Recopiez le passage de l'extrait sur les contrats de la politique de la ville qui commence à « - les conventions » et se termine à « les résultats obtenus. ».

===== Extrait choisi =====

Sites de GPU : Vaulx-en-Velin, Vénissieux, Clichy-Montfermeil, Saint-Denis/Aubervilliers/La Courneuve, Marseille, Grigny, Le Mantois, Epinay sur Seine, Gennevilliers, Aulnay-sous-Bois, Argenteuil et Roubaix-Tourcoing.
d) Les divers contrats spécifiques
Quatre autres catégories de contrats sont mis en oeuvre dans le cadre de la politique de la ville dans des domaines spécifiques :
- s'agissant des départements d'outre-mer et de la collectivité territoriale de Mayotte, les conventions de développement social, au nombre de 14, permettent d'assurer des interventions auprès de sites urbains qui, sans être éligibles à la procédure des contrats de ville, présentent des situations de pauvreté et pour certains d'insalubrité certaine.
- les programmes d'aménagement concertés du territoire (PACT) urbains, au nombre de 26, concernent des bassins économiques entiers ou des agglomérations caractérisées par la disposition rigide d'une activité de mono industrie. Ils donnent lieu à l'élaboration d'une convention d'application entre l'État et les collectivités locales concernées permettant de coordonner différentes politiques publiques qu'elles soient d'origine européenne, nationale ou régionale. Sur 26 sites, seules 9 conventions ont été conclues jusqu'ici en raison de la complexité de la démarche.
- les conventions de sortie des opérations de quartiers du Xe plan, concernent les quartiers qui ont bénéficié d'interventions dans le cadre du dernier plan mais qui n'entrent pas. pour la période à venir, dans le champ des contrats de ville ou des PACT urbains. Dans ce cas, la convention de sortie, financée sur les crédits des contrats de plan État-régions, permettra sur deux ou trois ans au plus d'achever les opérations en cours et de conforter les résultats obtenus.
54 quartiers sont concernés dont 8 dans la région Île-de-France, 36 dans les autres régions et 10 outre-mer.
- les contrats d'action, pour la prévention (CAPS) au nombre de 340 environ, signés par les maires et les préfets, visent en-dehors des contrats de ville, à mettre en place dans le cadre des conseils communaux de prévention de la délinquance des programmes triennaux de prévention associant les communes, les services des ministères de la police et de la justice ainsi que tous les intervenants dans le champ social et éducatif.
2. Les instruments budgétaires de la politique de la ville
Il convient de distinguer les crédits budgétaires inscrits directement en faveur de la politique de la ville, des moyens engagés sur les crédits des différents ministères et destinés particulièrement aux sites sensibles.

===== Matériel fourni =====

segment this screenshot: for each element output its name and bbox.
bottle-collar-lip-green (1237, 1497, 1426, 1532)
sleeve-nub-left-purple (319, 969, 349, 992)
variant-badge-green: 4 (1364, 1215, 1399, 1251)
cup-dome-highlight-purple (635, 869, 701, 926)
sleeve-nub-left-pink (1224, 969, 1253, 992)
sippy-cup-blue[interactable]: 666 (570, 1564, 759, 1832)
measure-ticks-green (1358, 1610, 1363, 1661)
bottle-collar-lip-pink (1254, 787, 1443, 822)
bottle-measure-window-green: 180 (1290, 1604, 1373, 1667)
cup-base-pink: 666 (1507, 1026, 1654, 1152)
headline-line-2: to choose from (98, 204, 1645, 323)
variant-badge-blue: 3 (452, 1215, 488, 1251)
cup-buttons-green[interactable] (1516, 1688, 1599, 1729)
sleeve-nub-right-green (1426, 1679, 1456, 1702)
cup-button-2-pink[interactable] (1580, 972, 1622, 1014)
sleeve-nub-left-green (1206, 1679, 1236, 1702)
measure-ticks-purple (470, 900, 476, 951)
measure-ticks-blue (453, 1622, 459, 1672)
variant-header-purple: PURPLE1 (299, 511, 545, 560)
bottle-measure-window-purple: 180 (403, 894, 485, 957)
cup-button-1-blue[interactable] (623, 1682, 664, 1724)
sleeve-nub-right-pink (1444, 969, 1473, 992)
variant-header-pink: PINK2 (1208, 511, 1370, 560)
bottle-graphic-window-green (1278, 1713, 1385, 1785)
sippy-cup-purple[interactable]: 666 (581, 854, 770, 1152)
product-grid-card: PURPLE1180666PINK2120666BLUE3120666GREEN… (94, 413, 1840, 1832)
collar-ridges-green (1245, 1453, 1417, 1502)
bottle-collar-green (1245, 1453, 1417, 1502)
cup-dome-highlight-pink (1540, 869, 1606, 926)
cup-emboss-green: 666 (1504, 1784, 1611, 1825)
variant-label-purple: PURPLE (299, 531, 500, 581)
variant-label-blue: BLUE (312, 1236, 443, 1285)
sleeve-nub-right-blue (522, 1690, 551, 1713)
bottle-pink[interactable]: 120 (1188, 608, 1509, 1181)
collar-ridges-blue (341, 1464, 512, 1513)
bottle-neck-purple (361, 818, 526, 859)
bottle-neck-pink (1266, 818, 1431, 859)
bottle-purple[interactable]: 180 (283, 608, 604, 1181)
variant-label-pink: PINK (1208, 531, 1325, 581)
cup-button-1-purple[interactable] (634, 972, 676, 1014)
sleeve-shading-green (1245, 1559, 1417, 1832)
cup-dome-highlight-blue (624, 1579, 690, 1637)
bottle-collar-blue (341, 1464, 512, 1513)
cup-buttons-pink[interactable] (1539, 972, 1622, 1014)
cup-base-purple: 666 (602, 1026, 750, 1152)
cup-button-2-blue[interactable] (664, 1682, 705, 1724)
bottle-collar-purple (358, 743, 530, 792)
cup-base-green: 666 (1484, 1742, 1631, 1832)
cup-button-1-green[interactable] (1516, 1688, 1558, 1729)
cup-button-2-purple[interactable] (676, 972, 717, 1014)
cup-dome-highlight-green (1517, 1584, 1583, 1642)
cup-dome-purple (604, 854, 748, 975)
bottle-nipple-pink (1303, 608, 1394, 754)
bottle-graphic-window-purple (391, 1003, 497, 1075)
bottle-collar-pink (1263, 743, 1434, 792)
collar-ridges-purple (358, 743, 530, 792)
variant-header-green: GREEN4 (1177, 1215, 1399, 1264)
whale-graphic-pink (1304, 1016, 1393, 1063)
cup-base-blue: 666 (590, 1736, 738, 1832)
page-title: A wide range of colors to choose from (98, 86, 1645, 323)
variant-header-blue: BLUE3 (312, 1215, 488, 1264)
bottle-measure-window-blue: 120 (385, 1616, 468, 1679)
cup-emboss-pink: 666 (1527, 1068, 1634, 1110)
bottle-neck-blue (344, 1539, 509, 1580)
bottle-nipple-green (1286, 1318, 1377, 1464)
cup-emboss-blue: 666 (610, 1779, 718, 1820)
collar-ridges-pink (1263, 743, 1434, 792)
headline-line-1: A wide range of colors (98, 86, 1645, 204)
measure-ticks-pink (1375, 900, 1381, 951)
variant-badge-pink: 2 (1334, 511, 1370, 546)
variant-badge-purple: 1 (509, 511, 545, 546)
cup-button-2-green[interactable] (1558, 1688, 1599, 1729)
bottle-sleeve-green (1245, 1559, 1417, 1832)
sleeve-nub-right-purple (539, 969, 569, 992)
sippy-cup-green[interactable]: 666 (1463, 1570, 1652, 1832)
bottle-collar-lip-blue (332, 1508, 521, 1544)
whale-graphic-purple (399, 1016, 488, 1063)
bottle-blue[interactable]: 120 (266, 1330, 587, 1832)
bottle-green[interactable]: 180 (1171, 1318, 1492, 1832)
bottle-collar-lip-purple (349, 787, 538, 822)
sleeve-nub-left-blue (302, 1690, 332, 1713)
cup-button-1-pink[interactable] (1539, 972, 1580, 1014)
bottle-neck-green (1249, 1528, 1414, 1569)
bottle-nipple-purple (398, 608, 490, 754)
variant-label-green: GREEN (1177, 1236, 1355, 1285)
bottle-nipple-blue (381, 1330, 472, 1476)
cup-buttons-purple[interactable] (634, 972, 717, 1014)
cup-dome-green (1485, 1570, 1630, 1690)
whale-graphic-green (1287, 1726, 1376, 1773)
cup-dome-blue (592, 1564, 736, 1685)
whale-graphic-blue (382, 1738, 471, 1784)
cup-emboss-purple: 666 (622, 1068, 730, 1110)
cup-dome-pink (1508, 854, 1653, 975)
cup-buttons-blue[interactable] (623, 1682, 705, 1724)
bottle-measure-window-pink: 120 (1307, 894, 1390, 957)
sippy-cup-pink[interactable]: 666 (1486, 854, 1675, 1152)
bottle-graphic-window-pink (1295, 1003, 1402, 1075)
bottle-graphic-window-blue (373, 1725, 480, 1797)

=====

> **Solution proposée**:
- les conventions de sortie des opérations de quartiers du Xe plan, concernent les quartiers qui ont bénéficié d'interventions dans le cadre du dernier plan mais qui n'entrent pas. pour la période à venir, dans le champ des contrats de ville ou des PACT urbains. Dans ce cas, la convention de sortie, financée sur les crédits des contrats de plan État-régions, permettra sur deux ou trois ans au plus d'achever les opérations en cours et de conforter les résultats obtenus.